## WHAT NEEDS TO BE DONE
Repeat the listing below in full, exactly as it stands.

━━━━━ PROVIDED RECORDS ━━━━━

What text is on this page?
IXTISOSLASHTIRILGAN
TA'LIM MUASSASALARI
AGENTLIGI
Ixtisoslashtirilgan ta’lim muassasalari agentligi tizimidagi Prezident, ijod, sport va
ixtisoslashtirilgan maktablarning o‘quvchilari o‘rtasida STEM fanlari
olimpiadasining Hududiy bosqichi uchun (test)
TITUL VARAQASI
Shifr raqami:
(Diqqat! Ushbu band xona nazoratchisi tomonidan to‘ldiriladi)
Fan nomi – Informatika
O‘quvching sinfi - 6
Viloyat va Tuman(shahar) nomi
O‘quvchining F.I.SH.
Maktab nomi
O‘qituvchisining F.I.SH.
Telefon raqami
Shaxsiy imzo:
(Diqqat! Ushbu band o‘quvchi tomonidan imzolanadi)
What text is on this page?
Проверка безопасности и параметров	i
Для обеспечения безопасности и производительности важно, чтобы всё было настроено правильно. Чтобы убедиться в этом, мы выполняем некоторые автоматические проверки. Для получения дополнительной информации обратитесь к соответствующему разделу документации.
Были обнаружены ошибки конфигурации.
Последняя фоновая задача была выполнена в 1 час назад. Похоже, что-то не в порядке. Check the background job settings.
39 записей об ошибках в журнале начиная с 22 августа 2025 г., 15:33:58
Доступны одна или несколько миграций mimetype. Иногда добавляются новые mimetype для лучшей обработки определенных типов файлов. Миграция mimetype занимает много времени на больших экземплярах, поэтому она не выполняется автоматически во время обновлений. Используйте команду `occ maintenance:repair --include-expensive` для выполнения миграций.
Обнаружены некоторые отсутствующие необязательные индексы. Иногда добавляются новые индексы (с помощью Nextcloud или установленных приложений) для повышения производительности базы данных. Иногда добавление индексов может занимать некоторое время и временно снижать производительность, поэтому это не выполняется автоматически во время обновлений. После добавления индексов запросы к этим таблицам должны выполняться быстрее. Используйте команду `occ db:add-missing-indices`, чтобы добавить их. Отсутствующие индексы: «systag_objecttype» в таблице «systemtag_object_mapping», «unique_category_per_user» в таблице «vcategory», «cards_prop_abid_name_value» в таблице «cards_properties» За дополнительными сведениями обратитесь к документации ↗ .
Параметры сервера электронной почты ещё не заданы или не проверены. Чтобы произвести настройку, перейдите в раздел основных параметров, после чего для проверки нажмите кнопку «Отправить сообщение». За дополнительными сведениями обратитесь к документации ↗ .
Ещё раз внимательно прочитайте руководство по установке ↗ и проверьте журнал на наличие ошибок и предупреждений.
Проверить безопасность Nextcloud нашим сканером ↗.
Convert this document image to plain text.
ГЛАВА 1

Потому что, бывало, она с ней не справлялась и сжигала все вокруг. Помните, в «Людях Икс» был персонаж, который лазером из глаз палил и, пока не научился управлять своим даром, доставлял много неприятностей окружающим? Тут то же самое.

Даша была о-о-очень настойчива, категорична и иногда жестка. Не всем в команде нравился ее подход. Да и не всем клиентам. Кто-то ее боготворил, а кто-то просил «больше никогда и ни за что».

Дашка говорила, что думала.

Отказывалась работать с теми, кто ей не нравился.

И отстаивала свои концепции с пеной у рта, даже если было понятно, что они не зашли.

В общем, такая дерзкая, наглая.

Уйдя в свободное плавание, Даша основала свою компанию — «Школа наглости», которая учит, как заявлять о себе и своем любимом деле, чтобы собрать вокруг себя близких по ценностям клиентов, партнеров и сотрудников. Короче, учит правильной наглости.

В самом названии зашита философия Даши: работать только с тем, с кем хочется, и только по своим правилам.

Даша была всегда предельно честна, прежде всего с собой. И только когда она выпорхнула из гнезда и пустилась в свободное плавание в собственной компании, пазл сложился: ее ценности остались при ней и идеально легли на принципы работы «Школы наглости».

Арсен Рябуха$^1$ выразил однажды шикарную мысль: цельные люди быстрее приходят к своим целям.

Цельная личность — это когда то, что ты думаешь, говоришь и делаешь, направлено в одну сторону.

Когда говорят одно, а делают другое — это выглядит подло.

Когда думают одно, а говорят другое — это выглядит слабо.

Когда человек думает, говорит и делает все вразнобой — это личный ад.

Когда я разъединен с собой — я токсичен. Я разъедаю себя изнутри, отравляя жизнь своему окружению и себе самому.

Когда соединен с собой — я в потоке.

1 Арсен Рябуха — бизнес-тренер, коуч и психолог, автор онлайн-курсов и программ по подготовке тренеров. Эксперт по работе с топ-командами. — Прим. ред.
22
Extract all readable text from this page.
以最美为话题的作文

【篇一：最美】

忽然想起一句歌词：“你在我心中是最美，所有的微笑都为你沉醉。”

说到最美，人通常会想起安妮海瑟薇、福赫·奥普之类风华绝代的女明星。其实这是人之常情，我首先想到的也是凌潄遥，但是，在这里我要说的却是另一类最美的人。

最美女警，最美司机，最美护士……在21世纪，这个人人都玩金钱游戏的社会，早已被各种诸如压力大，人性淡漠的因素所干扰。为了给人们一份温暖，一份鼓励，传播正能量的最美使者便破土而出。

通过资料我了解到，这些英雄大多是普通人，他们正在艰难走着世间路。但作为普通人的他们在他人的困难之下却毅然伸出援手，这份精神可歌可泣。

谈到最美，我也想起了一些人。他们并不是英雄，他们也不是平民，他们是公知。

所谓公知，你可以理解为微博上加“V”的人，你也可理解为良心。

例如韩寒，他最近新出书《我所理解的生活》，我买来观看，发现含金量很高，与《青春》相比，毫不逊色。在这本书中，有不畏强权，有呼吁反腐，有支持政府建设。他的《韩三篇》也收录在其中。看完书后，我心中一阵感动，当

━━━━━

## RESPONSE TO THE TASK
What text is on this page?
IXTISOSLASHTIRILGAN
TA'LIM MUASSASALARI
AGENTLIGI
Ixtisoslashtirilgan ta’lim muassasalari agentligi tizimidagi Prezident, ijod, sport va
ixtisoslashtirilgan maktablarning o‘quvchilari o‘rtasida STEM fanlari
olimpiadasining Hududiy bosqichi uchun (test)
TITUL VARAQASI
Shifr raqami:
(Diqqat! Ushbu band xona nazoratchisi tomonidan to‘ldiriladi)
Fan nomi – Informatika
O‘quvching sinfi - 6
Viloyat va Tuman(shahar) nomi
O‘quvchining F.I.SH.
Maktab nomi
O‘qituvchisining F.I.SH.
Telefon raqami
Shaxsiy imzo:
(Diqqat! Ushbu band o‘quvchi tomonidan imzolanadi)
What text is on this page?
Проверка безопасности и параметров	i
Для обеспечения безопасности и производительности важно, чтобы всё было настроено правильно. Чтобы убедиться в этом, мы выполняем некоторые автоматические проверки. Для получения дополнительной информации обратитесь к соответствующему разделу документации.
Были обнаружены ошибки конфигурации.
Последняя фоновая задача была выполнена в 1 час назад. Похоже, что-то не в порядке. Check the background job settings.
39 записей об ошибках в журнале начиная с 22 августа 2025 г., 15:33:58
Доступны одна или несколько миграций mimetype. Иногда добавляются новые mimetype для лучшей обработки определенных типов файлов. Миграция mimetype занимает много времени на больших экземплярах, поэтому она не выполняется автоматически во время обновлений. Используйте команду `occ maintenance:repair --include-expensive` для выполнения миграций.
Обнаружены некоторые отсутствующие необязательные индексы. Иногда добавляются новые индексы (с помощью Nextcloud или установленных приложений) для повышения производительности базы данных. Иногда добавление индексов может занимать некоторое время и временно снижать производительность, поэтому это не выполняется автоматически во время обновлений. После добавления индексов запросы к этим таблицам должны выполняться быстрее. Используйте команду `occ db:add-missing-indices`, чтобы добавить их. Отсутствующие индексы: «systag_objecttype» в таблице «systemtag_object_mapping», «unique_category_per_user» в таблице «vcategory», «cards_prop_abid_name_value» в таблице «cards_properties» За дополнительными сведениями обратитесь к документации ↗ .
Параметры сервера электронной почты ещё не заданы или не проверены. Чтобы произвести настройку, перейдите в раздел основных параметров, после чего для проверки нажмите кнопку «Отправить сообщение». За дополнительными сведениями обратитесь к документации ↗ .
Ещё раз внимательно прочитайте руководство по установке ↗ и проверьте журнал на наличие ошибок и предупреждений.
Проверить безопасность Nextcloud нашим сканером ↗.
Convert this document image to plain text.
ГЛАВА 1

Потому что, бывало, она с ней не справлялась и сжигала все вокруг. Помните, в «Людях Икс» был персонаж, который лазером из глаз палил и, пока не научился управлять своим даром, доставлял много неприятностей окружающим? Тут то же самое.

Даша была о-о-очень настойчива, категорична и иногда жестка. Не всем в команде нравился ее подход. Да и не всем клиентам. Кто-то ее боготворил, а кто-то просил «больше никогда и ни за что».

Дашка говорила, что думала.

Отказывалась работать с теми, кто ей не нравился.

И отстаивала свои концепции с пеной у рта, даже если было понятно, что они не зашли.

В общем, такая дерзкая, наглая.

Уйдя в свободное плавание, Даша основала свою компанию — «Школа наглости», которая учит, как заявлять о себе и своем любимом деле, чтобы собрать вокруг себя близких по ценностям клиентов, партнеров и сотрудников. Короче, учит правильной наглости.

В самом названии зашита философия Даши: работать только с тем, с кем хочется, и только по своим правилам.

Даша была всегда предельно честна, прежде всего с собой. И только когда она выпорхнула из гнезда и пустилась в свободное плавание в собственной компании, пазл сложился: ее ценности остались при ней и идеально легли на принципы работы «Школы наглости».

Арсен Рябуха$^1$ выразил однажды шикарную мысль: цельные люди быстрее приходят к своим целям.

Цельная личность — это когда то, что ты думаешь, говоришь и делаешь, направлено в одну сторону.

Когда говорят одно, а делают другое — это выглядит подло.

Когда думают одно, а говорят другое — это выглядит слабо.

Когда человек думает, говорит и делает все вразнобой — это личный ад.

Когда я разъединен с собой — я токсичен. Я разъедаю себя изнутри, отравляя жизнь своему окружению и себе самому.

Когда соединен с собой — я в потоке.

1 Арсен Рябуха — бизнес-тренер, коуч и психолог, автор онлайн-курсов и программ по подготовке тренеров. Эксперт по работе с топ-командами. — Прим. ред.
22
Extract all readable text from this page.
以最美为话题的作文

【篇一：最美】

忽然想起一句歌词：“你在我心中是最美，所有的微笑都为你沉醉。”

说到最美，人通常会想起安妮海瑟薇、福赫·奥普之类风华绝代的女明星。其实这是人之常情，我首先想到的也是凌潄遥，但是，在这里我要说的却是另一类最美的人。

最美女警，最美司机，最美护士……在21世纪，这个人人都玩金钱游戏的社会，早已被各种诸如压力大，人性淡漠的因素所干扰。为了给人们一份温暖，一份鼓励，传播正能量的最美使者便破土而出。

通过资料我了解到，这些英雄大多是普通人，他们正在艰难走着世间路。但作为普通人的他们在他人的困难之下却毅然伸出援手，这份精神可歌可泣。

谈到最美，我也想起了一些人。他们并不是英雄，他们也不是平民，他们是公知。

所谓公知，你可以理解为微博上加“V”的人，你也可理解为良心。

例如韩寒，他最近新出书《我所理解的生活》，我买来观看，发现含金量很高，与《青春》相比，毫不逊色。在这本书中，有不畏强权，有呼吁反腐，有支持政府建设。他的《韩三篇》也收录在其中。看完书后，我心中一阵感动，当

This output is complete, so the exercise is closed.